→ Directive
Give back each entry unchanged, minus pictures.

→ Provided entries
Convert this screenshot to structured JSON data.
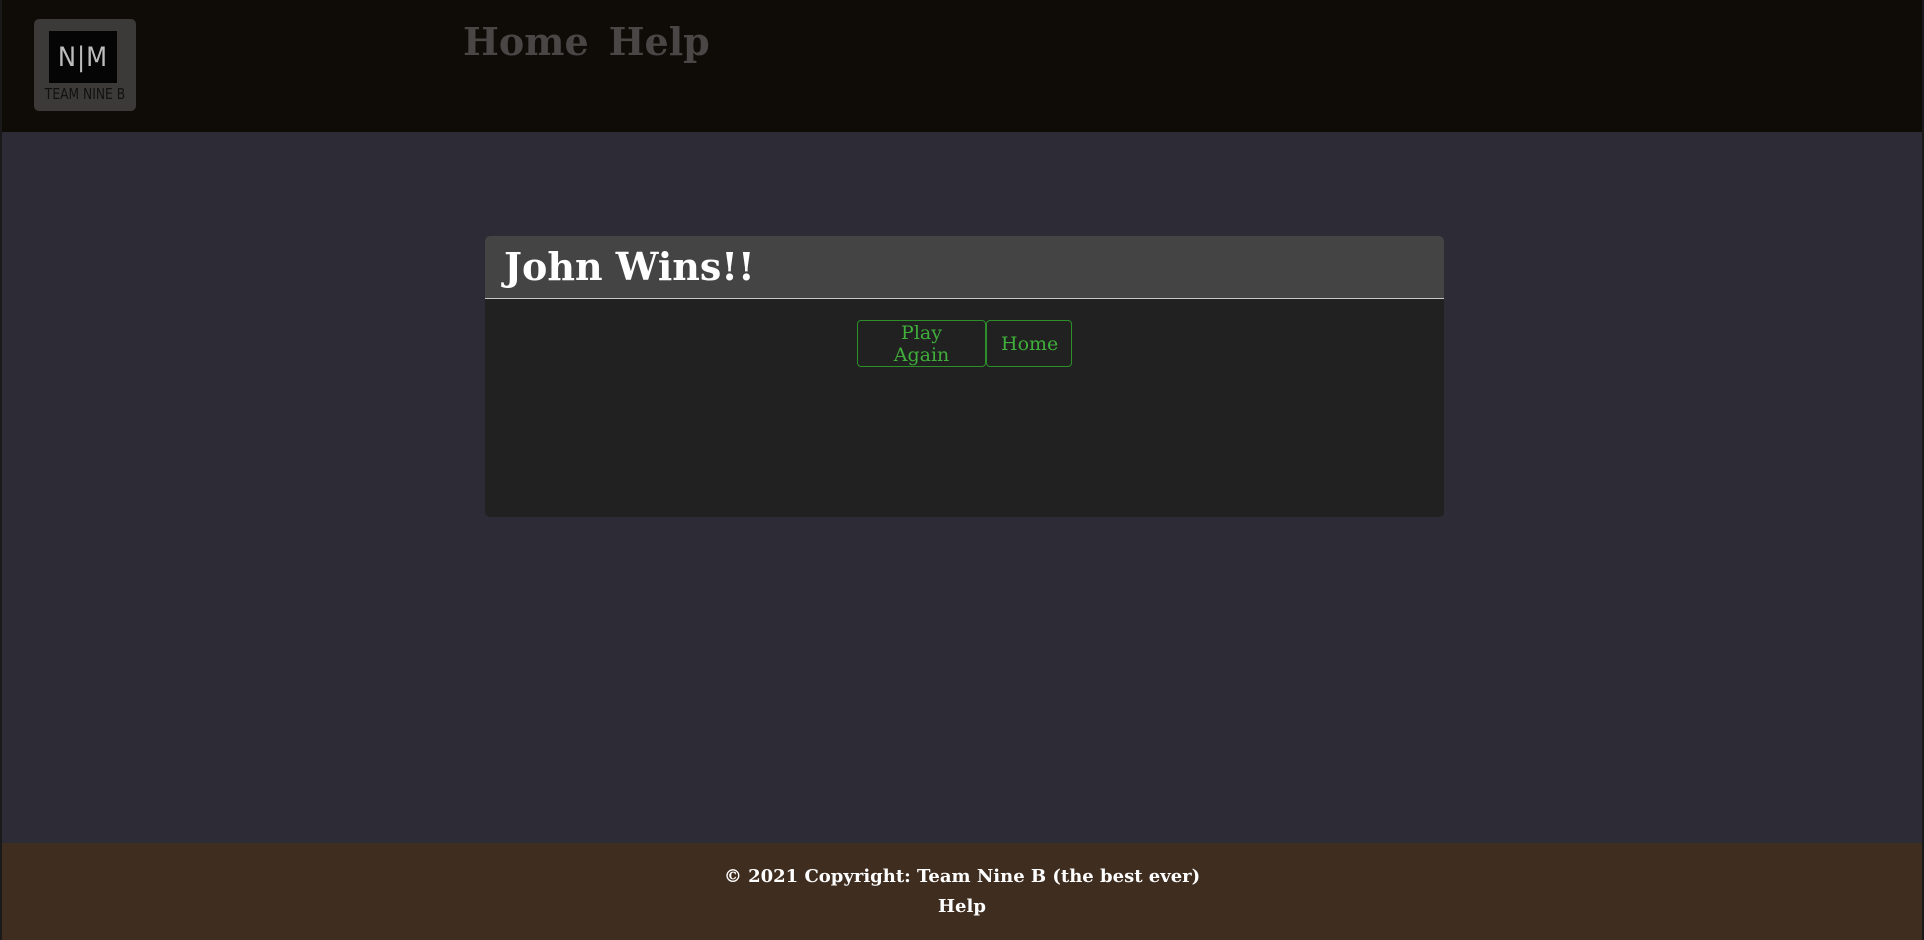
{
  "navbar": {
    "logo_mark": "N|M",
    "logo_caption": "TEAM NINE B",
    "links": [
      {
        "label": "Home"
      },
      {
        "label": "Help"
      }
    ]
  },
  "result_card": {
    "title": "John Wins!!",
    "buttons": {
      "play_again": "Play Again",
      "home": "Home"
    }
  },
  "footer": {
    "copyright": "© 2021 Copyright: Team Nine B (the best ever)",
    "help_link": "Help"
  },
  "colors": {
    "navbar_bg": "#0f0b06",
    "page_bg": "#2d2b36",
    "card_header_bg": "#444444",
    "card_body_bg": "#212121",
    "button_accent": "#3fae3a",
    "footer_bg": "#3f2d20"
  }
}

→ Written reply
Convert this screenshot to structured JSON data.
{
  "navbar": {
    "logo_mark": "N|M",
    "logo_caption": "TEAM NINE B",
    "links": [
      {
        "label": "Home"
      },
      {
        "label": "Help"
      }
    ]
  },
  "result_card": {
    "title": "John Wins!!",
    "buttons": {
      "play_again": "Play Again",
      "home": "Home"
    }
  },
  "footer": {
    "copyright": "© 2021 Copyright: Team Nine B (the best ever)",
    "help_link": "Help"
  },
  "colors": {
    "navbar_bg": "#0f0b06",
    "page_bg": "#2d2b36",
    "card_header_bg": "#444444",
    "card_body_bg": "#212121",
    "button_accent": "#3fae3a",
    "footer_bg": "#3f2d20"
  }
}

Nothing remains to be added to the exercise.